SHORT TASK: Calculate how many lines in the following records hold the word "title", and report that number without comment.
------ ENTRIES SHOWN
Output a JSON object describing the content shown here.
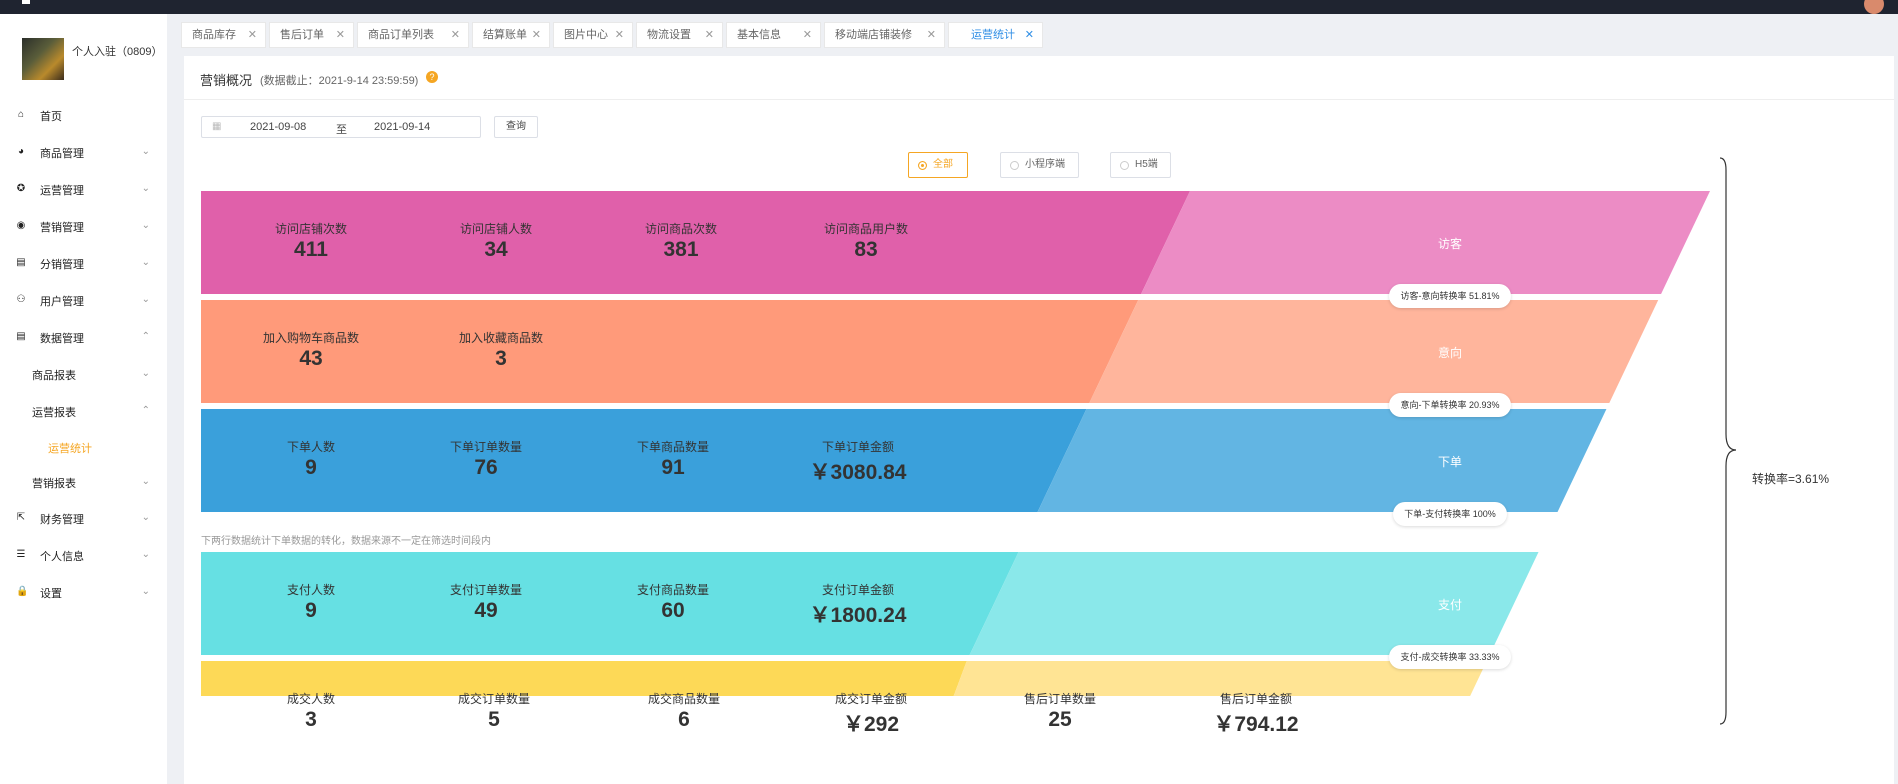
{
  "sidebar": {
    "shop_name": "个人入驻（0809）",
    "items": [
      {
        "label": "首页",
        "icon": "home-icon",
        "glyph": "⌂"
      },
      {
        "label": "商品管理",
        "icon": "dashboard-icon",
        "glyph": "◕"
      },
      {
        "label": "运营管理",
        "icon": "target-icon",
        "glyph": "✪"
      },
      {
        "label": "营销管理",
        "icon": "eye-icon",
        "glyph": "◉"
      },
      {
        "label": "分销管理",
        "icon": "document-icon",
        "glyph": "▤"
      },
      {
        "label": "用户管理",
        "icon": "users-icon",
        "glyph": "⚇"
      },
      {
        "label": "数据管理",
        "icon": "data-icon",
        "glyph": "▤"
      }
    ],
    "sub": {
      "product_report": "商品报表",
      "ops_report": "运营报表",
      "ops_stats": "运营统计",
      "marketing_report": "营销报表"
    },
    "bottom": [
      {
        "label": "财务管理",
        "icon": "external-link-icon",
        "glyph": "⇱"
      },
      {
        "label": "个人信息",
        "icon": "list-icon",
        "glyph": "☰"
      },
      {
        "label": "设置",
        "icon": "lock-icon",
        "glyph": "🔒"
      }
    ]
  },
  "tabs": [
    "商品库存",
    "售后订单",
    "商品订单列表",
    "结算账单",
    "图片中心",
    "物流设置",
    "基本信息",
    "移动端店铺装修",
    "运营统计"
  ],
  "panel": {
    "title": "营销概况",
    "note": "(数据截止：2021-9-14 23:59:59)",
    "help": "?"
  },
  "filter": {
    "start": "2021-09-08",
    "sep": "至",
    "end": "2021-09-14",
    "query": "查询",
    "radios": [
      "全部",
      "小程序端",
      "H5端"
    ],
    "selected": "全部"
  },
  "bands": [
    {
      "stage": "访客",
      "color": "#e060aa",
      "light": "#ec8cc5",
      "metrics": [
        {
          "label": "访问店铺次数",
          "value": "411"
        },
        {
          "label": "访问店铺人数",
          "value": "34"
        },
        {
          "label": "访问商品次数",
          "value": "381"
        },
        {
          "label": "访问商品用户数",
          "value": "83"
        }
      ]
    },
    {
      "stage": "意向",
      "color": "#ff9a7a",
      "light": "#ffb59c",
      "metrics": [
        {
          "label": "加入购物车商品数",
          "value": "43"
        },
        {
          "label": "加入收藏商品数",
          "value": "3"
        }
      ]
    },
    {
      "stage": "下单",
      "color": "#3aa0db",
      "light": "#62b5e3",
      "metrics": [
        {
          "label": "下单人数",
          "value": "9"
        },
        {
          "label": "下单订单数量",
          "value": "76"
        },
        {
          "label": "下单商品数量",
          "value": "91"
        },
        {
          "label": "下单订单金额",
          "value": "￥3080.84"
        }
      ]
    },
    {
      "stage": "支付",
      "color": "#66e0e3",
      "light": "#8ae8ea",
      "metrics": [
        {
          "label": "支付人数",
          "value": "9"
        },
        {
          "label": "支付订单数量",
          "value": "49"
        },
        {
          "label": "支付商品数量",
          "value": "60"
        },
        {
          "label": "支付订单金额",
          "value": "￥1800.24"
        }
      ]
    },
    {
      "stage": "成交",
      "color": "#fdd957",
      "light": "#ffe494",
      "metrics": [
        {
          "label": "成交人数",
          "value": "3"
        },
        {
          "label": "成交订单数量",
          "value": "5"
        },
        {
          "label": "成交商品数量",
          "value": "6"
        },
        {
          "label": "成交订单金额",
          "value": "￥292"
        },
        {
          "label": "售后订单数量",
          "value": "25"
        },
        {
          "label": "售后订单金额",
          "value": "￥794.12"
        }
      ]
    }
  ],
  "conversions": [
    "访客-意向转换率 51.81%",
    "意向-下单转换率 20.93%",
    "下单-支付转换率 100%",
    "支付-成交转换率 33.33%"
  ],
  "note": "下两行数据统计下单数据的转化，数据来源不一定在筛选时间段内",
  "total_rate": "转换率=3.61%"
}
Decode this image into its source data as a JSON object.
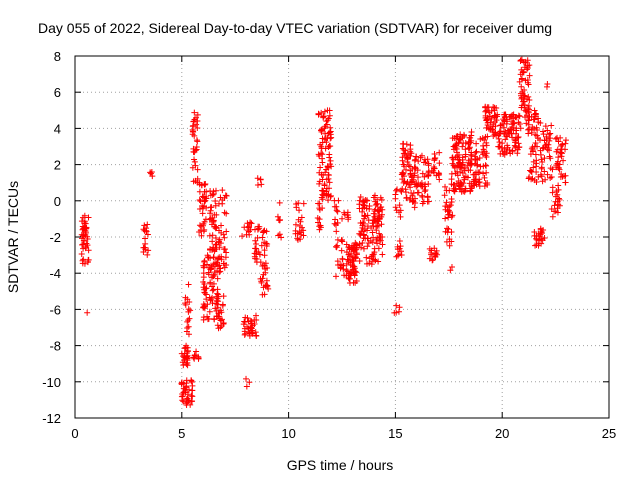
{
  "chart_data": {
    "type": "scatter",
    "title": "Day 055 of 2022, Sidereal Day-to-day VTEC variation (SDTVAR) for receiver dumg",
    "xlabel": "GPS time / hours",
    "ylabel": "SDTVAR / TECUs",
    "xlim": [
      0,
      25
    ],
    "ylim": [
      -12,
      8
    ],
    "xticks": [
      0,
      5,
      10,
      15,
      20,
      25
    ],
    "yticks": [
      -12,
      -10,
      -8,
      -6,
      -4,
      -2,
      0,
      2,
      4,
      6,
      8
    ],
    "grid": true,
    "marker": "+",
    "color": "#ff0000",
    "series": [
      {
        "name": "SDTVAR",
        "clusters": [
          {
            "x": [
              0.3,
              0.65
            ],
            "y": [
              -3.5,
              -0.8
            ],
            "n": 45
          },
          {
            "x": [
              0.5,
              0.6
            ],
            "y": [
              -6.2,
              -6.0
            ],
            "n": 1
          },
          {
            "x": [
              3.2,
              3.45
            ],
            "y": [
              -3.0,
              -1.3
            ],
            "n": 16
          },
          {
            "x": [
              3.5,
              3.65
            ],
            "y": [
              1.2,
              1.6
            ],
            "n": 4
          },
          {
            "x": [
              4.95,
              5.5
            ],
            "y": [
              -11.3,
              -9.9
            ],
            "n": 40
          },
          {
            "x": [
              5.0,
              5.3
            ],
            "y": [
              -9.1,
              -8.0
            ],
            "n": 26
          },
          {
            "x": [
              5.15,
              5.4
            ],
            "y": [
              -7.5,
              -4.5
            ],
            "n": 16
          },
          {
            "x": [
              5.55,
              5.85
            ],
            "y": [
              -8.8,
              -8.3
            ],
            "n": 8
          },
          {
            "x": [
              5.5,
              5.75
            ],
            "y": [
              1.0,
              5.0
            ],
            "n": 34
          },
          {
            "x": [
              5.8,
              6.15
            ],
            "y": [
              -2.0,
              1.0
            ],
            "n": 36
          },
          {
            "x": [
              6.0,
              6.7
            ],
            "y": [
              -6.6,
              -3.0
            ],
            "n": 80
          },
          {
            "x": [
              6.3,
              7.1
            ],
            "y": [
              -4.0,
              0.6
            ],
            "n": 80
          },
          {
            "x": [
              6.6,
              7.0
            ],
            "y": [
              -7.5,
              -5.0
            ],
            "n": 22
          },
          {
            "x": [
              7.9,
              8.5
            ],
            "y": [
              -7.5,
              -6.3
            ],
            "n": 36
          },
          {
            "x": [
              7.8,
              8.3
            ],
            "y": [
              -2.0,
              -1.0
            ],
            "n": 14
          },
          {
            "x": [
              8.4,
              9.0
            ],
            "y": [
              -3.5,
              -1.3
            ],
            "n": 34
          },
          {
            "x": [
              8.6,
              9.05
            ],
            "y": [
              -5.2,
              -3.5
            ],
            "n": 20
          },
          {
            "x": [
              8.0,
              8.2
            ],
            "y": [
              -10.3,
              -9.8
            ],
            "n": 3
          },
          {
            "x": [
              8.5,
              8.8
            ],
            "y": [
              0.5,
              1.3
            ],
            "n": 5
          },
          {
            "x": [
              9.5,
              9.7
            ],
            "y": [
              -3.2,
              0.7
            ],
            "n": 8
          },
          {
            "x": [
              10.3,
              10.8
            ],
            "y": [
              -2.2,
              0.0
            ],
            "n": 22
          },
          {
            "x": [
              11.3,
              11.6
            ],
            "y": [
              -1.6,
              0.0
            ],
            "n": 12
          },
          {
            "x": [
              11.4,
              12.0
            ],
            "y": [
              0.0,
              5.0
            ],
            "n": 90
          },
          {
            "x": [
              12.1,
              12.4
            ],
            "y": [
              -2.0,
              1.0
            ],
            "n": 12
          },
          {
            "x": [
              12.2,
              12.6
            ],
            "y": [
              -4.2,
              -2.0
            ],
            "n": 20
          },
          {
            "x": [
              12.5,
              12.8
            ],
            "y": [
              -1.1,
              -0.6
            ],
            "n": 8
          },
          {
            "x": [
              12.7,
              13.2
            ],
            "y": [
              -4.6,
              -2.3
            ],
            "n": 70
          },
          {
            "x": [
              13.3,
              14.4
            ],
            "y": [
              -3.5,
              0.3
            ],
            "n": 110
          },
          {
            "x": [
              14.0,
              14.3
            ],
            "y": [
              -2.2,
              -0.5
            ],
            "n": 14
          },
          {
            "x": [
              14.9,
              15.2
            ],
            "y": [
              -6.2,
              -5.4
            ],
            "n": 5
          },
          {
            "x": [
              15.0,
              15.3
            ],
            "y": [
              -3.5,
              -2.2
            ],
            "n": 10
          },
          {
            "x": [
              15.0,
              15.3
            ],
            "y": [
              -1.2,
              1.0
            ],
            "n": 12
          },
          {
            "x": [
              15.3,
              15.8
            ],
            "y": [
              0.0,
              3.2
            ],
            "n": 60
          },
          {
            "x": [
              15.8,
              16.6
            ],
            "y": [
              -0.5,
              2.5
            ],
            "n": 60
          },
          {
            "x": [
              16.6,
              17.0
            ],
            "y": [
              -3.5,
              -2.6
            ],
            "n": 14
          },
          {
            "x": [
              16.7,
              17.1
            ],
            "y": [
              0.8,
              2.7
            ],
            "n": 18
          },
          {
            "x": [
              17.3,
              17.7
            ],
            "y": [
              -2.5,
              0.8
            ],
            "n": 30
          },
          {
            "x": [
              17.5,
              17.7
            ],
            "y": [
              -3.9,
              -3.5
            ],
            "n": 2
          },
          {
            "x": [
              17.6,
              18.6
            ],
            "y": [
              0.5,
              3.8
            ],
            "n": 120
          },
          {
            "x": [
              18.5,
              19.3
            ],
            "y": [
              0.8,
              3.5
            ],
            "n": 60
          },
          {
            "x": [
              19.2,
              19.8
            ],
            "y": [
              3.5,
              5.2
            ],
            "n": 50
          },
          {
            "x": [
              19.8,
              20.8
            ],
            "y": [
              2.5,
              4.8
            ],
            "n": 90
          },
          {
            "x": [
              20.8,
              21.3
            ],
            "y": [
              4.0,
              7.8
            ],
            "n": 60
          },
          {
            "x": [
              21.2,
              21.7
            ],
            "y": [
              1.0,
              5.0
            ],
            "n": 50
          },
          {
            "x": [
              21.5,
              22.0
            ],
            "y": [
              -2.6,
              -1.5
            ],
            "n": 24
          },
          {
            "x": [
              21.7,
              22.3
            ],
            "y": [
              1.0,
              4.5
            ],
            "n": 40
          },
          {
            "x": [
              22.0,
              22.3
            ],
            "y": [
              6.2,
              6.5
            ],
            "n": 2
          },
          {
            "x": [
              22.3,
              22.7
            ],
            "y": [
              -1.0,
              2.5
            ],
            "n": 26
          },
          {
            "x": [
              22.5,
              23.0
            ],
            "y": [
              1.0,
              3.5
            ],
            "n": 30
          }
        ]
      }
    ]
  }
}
------------
EXERCISE RESPONSE: 2